Baltimore Sun finally asks hard questions
about Jonathan Luna's death

The NAACP should take a long, hard look
at the life and death of Jonathan Luna

Posted July 30, 2005 -- A large-city American newspaper has published an article raising substantive questions about the FBI's handling of the investigation into the death of Baltimore assistant U.S. Attorney Jonathan Luna.

Justice delayed: Roll back the clock forty years, and consider that young Mr. Luna could have been young Mr. Bond.

In a column headlined, "Move to bring in the G-Men in Smoot case isn't promising," Baltimore Sun columnist Gregory Kane questions whether Baltimore civic leaders, including those at the NAACP, have misplaced confidence in the FBI. The FBI recently announced a probe into the murder of a Baltimore man, Raymond K. Smoot, who died on May 14, 2005, in the custody of Baltimore police.

(For those unfamiliar with Kane's work, click here to view an archive of his columns at the Sun; unfortunately, the column referred to here is, for some reason, unlisted in the online archive. We didn't learn about it until July 25, when a reader mailed us a hard copy.)

Raymond Smoot, columnist Kane explains, was "an inmate at Central Booking and Intake Center who died after being subdued by correctional officers.... After Smoot's death, two correctional officers told their union that they saw some of their co-workers kick, punch and stomp Smoot."

The NAACP soon requested the FBI investigate Smoot's death.

"(W)hy are so many people happy the FBI is involved in the investigation?" Kane asks. "State police, Baltimore's state's attorney's office and investigators from the public safety department are already looking into Smoot's death. What can the FBI turn up that they can't? Why is the organization assumed to be so competent? During the early 1960s, some of its agents wasted two years looking for obscene or subversive lyrics in the song 'Louie Louie.'

"Apparently, some folks haven't been checking the news reports lately," Kane goes on. "There are indications that the FBI might be the last law enforcement organization we want investigating Smoot's death. Let's take them one by one."

Kane recounts the March 2002 shooting of Joseph C. Schultz. Shultz was shot in the face by Baltimore Special Agent Christopher Braga, when Shultz, while riding in a car, was mistaken for a bank robber.

Now we come to the part of Kane's column interesting to us (though it's buried on page 4-B of the paper).

"Fast forward about six months from the Schultz shooting to October 2002," Kane writes. "Warren Grace, a local street thug who got picked up by Baltimore police, has become an FBI witness in a drug trial. While cooperating with the FBI, Grace managed to undo his home monitoring equipment.

"Why is the (FBI) assumed to be so competent? During the early 1960s, some of its agents wasted two years looking for obscene or subversive lyrics in the song 'Louie Louie.'"

"That's not exactly the way I want my tax dollars spent. Grace was a witness in a federal trial in which he testified against Deon Lionnel Smith and Walter Oriley Poindexter. Naturally, the case went south when defense attorneys Kenneth W. Ravenell and Arcangelo M. Tuminelli brought up that nasty little business about Grace. A plea bargain was arranged. Federal prosecutor Jonathan P. Luna was supposed to be working out the details when he went missing the night of Dec. 3, 2003.

[Data records]
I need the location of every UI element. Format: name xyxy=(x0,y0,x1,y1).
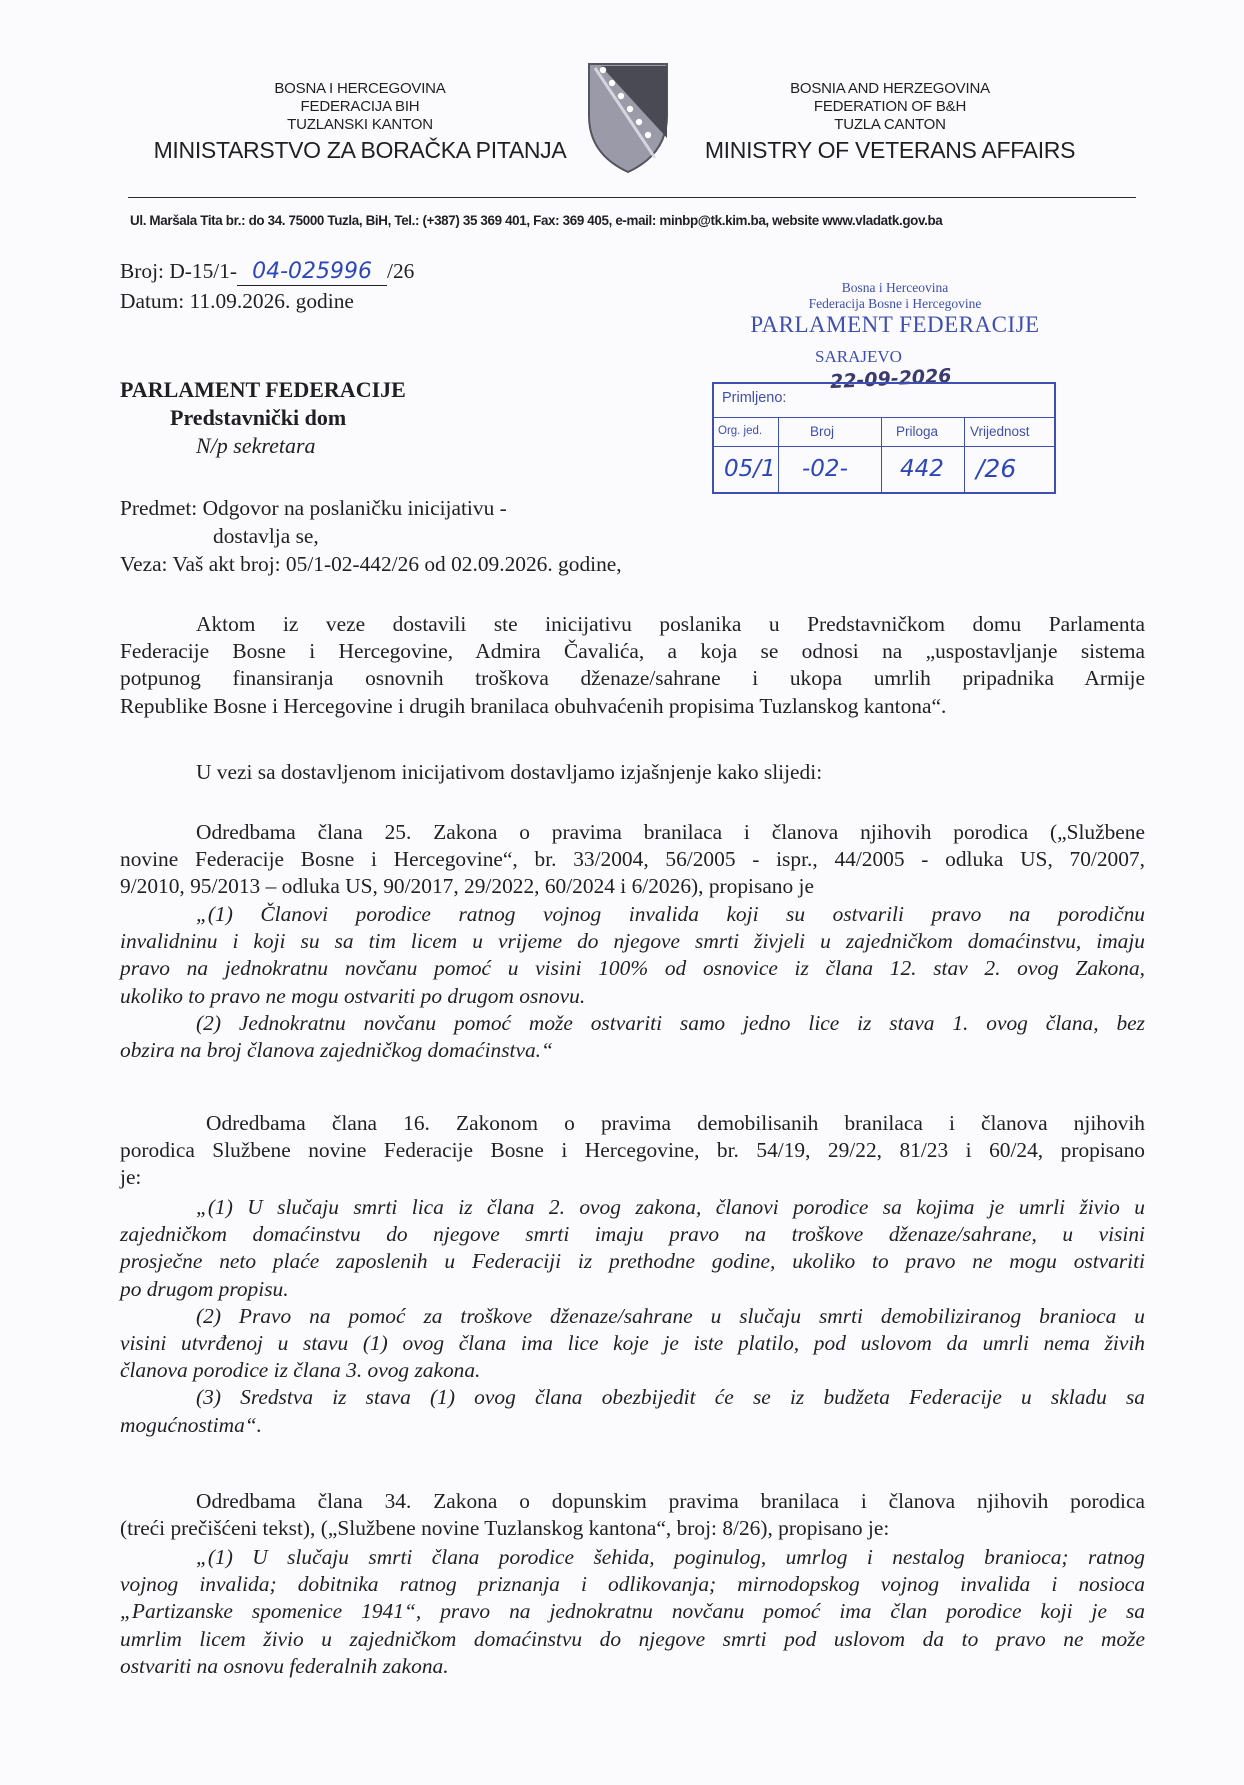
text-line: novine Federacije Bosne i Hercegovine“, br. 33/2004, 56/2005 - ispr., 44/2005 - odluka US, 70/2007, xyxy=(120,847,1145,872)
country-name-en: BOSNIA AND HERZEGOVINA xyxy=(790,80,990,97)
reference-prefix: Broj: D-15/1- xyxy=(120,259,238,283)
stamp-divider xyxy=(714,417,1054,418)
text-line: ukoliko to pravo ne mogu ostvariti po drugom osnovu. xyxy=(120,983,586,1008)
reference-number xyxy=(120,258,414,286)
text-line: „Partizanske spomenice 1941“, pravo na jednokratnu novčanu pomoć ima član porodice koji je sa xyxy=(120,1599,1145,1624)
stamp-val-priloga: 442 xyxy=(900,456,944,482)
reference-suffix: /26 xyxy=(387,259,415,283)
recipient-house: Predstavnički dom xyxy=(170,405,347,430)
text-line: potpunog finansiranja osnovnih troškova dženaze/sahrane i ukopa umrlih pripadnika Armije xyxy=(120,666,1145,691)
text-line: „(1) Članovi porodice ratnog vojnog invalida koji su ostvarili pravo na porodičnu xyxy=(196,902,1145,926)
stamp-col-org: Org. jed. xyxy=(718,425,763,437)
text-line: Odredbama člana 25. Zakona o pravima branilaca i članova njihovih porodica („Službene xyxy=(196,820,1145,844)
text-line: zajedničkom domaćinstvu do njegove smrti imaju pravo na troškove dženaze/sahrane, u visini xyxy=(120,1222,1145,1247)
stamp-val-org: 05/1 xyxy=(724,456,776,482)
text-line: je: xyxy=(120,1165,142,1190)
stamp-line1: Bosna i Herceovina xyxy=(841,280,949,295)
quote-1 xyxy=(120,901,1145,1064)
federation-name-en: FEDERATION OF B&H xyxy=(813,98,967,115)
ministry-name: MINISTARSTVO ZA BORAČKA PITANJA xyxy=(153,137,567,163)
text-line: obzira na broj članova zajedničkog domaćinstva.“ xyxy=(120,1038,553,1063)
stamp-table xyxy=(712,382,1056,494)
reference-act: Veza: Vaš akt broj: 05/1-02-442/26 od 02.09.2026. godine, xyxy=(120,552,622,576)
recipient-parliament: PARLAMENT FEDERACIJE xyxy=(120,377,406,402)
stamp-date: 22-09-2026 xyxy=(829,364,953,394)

=== Directives ===
**1)** Copy the passage of the Jonathan Luna article from "In a column" to "of Baltimore police." word for word.
**2)** Please write out the lines of the records from the line with "text-line: novine Federacije" to the line with "reference-number xyxy=(120,258,414,286)", both included, exactly as they appear.

=== Responses per task ===
**1)**
In a column headlined, "Move to bring in the G-Men in Smoot case isn't promising," Baltimore Sun columnist Gregory Kane questions whether Baltimore civic leaders, including those at the NAACP, have misplaced confidence in the FBI. The FBI recently announced a probe into the murder of a Baltimore man, Raymond K. Smoot, who died on May 14, 2005, in the custody of Baltimore police.

**2)**
text-line: novine Federacije Bosne i Hercegovine“, br. 33/2004, 56/2005 - ispr., 44/2005 - odluka US, 70/2007, xyxy=(120,847,1145,872)
country-name-en: BOSNIA AND HERZEGOVINA xyxy=(790,80,990,97)
reference-prefix: Broj: D-15/1- xyxy=(120,259,238,283)
stamp-divider xyxy=(714,417,1054,418)
text-line: ukoliko to pravo ne mogu ostvariti po drugom osnovu. xyxy=(120,983,586,1008)
reference-number xyxy=(120,258,414,286)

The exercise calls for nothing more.